** begin THE INPUT **

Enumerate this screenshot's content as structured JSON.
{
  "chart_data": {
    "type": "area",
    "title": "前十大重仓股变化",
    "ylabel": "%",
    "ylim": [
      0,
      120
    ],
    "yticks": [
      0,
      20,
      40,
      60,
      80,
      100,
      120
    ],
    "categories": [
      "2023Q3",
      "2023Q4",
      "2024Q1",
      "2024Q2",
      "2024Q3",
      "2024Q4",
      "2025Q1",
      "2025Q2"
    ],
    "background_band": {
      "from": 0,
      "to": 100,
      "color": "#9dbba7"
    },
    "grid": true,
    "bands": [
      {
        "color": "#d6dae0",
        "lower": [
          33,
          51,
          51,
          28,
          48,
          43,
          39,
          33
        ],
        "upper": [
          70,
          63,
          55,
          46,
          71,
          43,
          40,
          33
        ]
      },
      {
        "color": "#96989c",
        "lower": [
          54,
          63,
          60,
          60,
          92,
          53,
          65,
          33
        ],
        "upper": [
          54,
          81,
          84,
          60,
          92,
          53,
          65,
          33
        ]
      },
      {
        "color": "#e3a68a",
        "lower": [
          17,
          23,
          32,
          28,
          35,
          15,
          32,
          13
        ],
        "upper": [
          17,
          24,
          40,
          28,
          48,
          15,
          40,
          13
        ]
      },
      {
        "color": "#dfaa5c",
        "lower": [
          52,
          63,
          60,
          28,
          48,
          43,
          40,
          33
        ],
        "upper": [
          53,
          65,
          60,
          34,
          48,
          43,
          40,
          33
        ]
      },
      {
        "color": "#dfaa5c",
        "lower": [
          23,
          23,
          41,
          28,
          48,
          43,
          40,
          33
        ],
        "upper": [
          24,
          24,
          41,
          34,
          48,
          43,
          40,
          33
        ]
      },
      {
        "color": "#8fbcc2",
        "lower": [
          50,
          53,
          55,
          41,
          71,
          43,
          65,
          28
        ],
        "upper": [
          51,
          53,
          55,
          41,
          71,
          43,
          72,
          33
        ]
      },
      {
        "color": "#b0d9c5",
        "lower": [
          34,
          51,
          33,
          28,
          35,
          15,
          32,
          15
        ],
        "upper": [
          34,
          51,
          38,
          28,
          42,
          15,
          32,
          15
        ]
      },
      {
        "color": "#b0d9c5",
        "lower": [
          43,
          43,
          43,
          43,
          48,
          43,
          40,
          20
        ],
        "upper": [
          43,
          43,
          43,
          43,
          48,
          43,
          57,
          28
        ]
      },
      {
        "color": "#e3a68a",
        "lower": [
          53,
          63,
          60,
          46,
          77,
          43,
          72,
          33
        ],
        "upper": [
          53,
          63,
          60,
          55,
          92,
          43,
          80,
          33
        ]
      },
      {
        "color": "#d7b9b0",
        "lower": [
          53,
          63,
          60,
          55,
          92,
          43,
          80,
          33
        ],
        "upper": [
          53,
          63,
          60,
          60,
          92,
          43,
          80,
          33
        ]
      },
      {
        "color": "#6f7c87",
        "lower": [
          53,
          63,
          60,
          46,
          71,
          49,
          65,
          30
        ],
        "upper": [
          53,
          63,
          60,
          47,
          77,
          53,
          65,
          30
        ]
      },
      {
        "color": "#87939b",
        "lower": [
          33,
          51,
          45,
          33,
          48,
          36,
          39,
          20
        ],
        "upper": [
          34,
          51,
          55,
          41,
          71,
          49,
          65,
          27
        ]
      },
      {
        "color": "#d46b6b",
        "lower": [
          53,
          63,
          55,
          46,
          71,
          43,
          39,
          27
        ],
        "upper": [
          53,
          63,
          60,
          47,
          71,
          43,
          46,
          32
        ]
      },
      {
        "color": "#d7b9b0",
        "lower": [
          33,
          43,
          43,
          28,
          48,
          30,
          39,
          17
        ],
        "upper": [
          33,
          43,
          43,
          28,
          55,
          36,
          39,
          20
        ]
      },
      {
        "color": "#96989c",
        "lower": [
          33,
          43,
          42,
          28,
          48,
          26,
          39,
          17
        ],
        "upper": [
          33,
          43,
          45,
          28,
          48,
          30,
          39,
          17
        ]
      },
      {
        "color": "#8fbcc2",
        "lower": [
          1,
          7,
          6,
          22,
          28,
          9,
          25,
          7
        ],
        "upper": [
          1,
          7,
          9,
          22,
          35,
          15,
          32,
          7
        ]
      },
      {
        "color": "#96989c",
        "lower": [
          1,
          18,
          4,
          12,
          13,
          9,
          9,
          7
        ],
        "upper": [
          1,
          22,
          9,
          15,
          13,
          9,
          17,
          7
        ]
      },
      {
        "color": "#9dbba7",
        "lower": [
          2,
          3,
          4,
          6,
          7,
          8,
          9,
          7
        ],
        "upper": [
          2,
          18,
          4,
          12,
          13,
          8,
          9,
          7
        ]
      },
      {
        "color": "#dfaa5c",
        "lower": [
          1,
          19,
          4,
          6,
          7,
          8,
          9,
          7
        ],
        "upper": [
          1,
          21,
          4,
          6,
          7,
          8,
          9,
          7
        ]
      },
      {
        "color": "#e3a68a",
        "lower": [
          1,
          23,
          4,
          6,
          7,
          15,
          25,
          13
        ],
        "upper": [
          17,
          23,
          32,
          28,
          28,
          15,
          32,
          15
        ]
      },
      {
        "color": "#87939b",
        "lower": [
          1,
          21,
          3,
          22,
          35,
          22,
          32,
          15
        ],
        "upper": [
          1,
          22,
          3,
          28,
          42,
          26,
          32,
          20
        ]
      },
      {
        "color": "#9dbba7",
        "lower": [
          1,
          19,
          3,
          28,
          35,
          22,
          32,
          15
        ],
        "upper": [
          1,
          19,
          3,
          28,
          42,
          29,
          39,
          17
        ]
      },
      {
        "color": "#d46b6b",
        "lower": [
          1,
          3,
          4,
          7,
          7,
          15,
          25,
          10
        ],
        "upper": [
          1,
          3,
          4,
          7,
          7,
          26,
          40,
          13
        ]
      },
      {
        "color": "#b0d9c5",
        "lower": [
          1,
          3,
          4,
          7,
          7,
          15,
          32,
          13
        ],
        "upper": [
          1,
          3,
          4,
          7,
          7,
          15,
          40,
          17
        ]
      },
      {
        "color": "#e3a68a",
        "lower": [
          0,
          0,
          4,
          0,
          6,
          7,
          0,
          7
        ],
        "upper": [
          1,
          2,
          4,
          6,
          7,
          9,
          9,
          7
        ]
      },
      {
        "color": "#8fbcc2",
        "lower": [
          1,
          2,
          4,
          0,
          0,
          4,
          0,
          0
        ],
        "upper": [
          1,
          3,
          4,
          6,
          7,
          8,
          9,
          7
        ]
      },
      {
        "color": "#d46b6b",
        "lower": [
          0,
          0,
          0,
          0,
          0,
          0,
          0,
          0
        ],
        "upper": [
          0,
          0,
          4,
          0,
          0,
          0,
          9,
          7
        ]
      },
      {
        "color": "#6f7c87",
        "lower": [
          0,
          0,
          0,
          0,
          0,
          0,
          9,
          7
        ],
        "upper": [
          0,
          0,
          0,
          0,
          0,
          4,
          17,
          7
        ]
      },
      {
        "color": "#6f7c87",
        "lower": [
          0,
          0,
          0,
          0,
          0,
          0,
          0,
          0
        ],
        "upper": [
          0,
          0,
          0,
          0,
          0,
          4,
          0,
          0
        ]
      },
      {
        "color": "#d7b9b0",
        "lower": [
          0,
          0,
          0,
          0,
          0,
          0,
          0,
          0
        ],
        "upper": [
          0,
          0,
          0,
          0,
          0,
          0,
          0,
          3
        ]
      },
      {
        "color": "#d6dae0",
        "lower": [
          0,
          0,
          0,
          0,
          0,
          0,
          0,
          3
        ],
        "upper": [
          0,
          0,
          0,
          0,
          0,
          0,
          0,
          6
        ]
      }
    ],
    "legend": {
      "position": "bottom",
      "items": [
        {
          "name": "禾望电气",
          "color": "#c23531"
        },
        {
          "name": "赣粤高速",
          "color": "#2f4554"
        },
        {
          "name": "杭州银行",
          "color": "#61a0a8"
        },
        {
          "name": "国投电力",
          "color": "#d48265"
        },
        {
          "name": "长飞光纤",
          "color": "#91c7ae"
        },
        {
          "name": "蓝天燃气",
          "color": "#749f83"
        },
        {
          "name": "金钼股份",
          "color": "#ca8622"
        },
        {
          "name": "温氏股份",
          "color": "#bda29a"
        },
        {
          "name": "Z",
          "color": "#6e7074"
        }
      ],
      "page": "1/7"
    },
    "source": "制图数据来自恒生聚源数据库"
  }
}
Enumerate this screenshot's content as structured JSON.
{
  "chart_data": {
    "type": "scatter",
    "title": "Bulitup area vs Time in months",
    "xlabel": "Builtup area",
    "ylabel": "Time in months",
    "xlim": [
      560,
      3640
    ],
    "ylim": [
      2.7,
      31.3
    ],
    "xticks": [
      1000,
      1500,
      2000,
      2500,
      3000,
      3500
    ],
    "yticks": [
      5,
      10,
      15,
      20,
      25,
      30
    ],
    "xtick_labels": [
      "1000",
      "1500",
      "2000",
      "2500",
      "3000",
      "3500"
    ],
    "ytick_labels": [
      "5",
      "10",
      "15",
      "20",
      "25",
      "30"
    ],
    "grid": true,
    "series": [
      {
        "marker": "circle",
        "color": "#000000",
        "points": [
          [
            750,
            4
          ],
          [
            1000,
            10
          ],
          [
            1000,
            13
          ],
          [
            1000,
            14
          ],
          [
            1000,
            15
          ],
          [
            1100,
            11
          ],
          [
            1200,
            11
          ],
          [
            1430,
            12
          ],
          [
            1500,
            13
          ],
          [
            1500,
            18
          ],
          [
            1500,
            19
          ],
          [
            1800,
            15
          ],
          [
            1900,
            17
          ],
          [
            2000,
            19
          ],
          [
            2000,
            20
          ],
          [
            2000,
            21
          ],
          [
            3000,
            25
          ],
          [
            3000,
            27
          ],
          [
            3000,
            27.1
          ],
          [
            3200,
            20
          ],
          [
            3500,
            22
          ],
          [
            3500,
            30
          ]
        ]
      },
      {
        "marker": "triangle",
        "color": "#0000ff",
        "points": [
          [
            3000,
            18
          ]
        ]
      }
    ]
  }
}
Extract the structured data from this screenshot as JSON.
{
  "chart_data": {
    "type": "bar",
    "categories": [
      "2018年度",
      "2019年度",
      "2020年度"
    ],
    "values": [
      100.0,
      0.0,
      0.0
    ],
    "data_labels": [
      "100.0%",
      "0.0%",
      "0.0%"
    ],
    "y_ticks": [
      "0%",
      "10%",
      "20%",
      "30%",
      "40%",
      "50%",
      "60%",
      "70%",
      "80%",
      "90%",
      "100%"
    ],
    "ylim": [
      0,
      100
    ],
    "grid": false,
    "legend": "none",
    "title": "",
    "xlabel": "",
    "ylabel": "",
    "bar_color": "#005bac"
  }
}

** end THE INPUT **

WORK TO DO
List every line above containing the word "ylabel".

SOLUTION TO THIS PROBLEM
    "ylabel": "%",
    "ylabel": "Time in months",
    "ylabel": "",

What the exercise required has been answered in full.